(Data entries)
*-*-*

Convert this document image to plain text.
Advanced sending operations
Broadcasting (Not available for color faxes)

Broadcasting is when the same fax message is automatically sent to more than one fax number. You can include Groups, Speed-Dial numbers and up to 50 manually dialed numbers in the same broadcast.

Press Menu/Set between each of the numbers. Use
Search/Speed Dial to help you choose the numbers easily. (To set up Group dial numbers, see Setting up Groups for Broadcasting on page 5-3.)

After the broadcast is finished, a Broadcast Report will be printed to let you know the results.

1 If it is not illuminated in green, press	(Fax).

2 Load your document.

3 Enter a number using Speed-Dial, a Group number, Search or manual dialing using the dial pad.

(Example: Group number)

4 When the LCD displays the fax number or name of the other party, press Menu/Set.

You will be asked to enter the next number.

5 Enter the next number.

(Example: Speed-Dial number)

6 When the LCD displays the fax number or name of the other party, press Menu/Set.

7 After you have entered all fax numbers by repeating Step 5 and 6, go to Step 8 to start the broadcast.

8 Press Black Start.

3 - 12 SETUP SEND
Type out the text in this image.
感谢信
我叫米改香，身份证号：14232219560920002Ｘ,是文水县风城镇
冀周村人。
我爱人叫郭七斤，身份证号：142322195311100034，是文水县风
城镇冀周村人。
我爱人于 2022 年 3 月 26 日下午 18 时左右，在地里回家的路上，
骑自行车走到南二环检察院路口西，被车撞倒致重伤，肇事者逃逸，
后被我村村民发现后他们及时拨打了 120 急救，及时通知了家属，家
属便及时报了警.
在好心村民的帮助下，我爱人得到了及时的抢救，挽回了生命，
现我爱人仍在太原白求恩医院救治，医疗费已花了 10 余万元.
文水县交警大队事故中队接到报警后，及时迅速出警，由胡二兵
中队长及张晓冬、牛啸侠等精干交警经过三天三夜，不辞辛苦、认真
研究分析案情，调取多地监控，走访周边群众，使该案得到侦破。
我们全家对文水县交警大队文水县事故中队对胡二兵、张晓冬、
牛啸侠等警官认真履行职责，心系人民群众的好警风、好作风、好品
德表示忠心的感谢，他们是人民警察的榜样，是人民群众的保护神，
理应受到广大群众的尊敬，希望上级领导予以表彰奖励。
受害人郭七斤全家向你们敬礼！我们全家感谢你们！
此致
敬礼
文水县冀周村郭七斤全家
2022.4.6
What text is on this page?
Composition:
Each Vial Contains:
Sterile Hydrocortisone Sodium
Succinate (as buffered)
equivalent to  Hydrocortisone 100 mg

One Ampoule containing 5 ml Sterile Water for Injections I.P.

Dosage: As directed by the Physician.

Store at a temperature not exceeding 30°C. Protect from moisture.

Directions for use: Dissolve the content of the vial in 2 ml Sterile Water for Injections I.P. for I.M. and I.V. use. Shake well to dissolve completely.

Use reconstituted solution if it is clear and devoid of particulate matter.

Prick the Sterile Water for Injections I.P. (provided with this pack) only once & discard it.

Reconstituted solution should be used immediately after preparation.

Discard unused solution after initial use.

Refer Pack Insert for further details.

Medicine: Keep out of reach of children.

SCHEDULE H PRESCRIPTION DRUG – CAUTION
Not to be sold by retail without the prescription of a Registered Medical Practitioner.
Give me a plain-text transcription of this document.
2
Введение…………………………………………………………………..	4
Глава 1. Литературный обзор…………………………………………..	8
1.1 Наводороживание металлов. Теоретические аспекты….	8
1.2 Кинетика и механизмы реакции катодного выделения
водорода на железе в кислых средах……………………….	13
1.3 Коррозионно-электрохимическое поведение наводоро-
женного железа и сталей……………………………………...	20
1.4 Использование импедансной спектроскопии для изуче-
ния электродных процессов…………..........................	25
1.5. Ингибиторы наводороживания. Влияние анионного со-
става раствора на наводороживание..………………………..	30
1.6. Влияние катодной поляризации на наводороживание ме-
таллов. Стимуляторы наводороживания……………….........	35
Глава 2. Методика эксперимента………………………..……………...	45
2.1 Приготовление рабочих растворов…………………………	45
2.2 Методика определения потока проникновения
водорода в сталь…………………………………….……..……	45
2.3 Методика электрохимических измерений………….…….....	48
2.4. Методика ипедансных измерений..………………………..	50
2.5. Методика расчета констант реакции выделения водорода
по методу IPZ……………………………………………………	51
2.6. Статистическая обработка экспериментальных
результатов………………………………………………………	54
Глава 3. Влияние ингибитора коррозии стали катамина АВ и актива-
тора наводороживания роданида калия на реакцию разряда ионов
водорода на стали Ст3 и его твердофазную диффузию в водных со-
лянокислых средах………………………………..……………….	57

*-*-*

_Goal:_ Every entry must be retyped in full, exactly as given.

_Written response:_
Convert this document image to plain text.
Advanced sending operations
Broadcasting (Not available for color faxes)

Broadcasting is when the same fax message is automatically sent to more than one fax number. You can include Groups, Speed-Dial numbers and up to 50 manually dialed numbers in the same broadcast.

Press Menu/Set between each of the numbers. Use
Search/Speed Dial to help you choose the numbers easily. (To set up Group dial numbers, see Setting up Groups for Broadcasting on page 5-3.)

After the broadcast is finished, a Broadcast Report will be printed to let you know the results.

1 If it is not illuminated in green, press	(Fax).

2 Load your document.

3 Enter a number using Speed-Dial, a Group number, Search or manual dialing using the dial pad.

(Example: Group number)

4 When the LCD displays the fax number or name of the other party, press Menu/Set.

You will be asked to enter the next number.

5 Enter the next number.

(Example: Speed-Dial number)

6 When the LCD displays the fax number or name of the other party, press Menu/Set.

7 After you have entered all fax numbers by repeating Step 5 and 6, go to Step 8 to start the broadcast.

8 Press Black Start.

3 - 12 SETUP SEND
Type out the text in this image.
感谢信
我叫米改香，身份证号：14232219560920002Ｘ,是文水县风城镇
冀周村人。
我爱人叫郭七斤，身份证号：142322195311100034，是文水县风
城镇冀周村人。
我爱人于 2022 年 3 月 26 日下午 18 时左右，在地里回家的路上，
骑自行车走到南二环检察院路口西，被车撞倒致重伤，肇事者逃逸，
后被我村村民发现后他们及时拨打了 120 急救，及时通知了家属，家
属便及时报了警.
在好心村民的帮助下，我爱人得到了及时的抢救，挽回了生命，
现我爱人仍在太原白求恩医院救治，医疗费已花了 10 余万元.
文水县交警大队事故中队接到报警后，及时迅速出警，由胡二兵
中队长及张晓冬、牛啸侠等精干交警经过三天三夜，不辞辛苦、认真
研究分析案情，调取多地监控，走访周边群众，使该案得到侦破。
我们全家对文水县交警大队文水县事故中队对胡二兵、张晓冬、
牛啸侠等警官认真履行职责，心系人民群众的好警风、好作风、好品
德表示忠心的感谢，他们是人民警察的榜样，是人民群众的保护神，
理应受到广大群众的尊敬，希望上级领导予以表彰奖励。
受害人郭七斤全家向你们敬礼！我们全家感谢你们！
此致
敬礼
文水县冀周村郭七斤全家
2022.4.6
What text is on this page?
Composition:
Each Vial Contains:
Sterile Hydrocortisone Sodium
Succinate (as buffered)
equivalent to  Hydrocortisone 100 mg

One Ampoule containing 5 ml Sterile Water for Injections I.P.

Dosage: As directed by the Physician.

Store at a temperature not exceeding 30°C. Protect from moisture.

Directions for use: Dissolve the content of the vial in 2 ml Sterile Water for Injections I.P. for I.M. and I.V. use. Shake well to dissolve completely.

Use reconstituted solution if it is clear and devoid of particulate matter.

Prick the Sterile Water for Injections I.P. (provided with this pack) only once & discard it.

Reconstituted solution should be used immediately after preparation.

Discard unused solution after initial use.

Refer Pack Insert for further details.

Medicine: Keep out of reach of children.

SCHEDULE H PRESCRIPTION DRUG – CAUTION
Not to be sold by retail without the prescription of a Registered Medical Practitioner.
Give me a plain-text transcription of this document.
2
Введение…………………………………………………………………..	4
Глава 1. Литературный обзор…………………………………………..	8
1.1 Наводороживание металлов. Теоретические аспекты….	8
1.2 Кинетика и механизмы реакции катодного выделения
водорода на железе в кислых средах……………………….	13
1.3 Коррозионно-электрохимическое поведение наводоро-
женного железа и сталей……………………………………...	20
1.4 Использование импедансной спектроскопии для изуче-
ния электродных процессов…………..........................	25
1.5. Ингибиторы наводороживания. Влияние анионного со-
става раствора на наводороживание..………………………..	30
1.6. Влияние катодной поляризации на наводороживание ме-
таллов. Стимуляторы наводороживания……………….........	35
Глава 2. Методика эксперимента………………………..……………...	45
2.1 Приготовление рабочих растворов…………………………	45
2.2 Методика определения потока проникновения
водорода в сталь…………………………………….……..……	45
2.3 Методика электрохимических измерений………….…….....	48
2.4. Методика ипедансных измерений..………………………..	50
2.5. Методика расчета констант реакции выделения водорода
по методу IPZ……………………………………………………	51
2.6. Статистическая обработка экспериментальных
результатов………………………………………………………	54
Глава 3. Влияние ингибитора коррозии стали катамина АВ и актива-
тора наводороживания роданида калия на реакцию разряда ионов
водорода на стали Ст3 и его твердофазную диффузию в водных со-
лянокислых средах………………………………..……………….	57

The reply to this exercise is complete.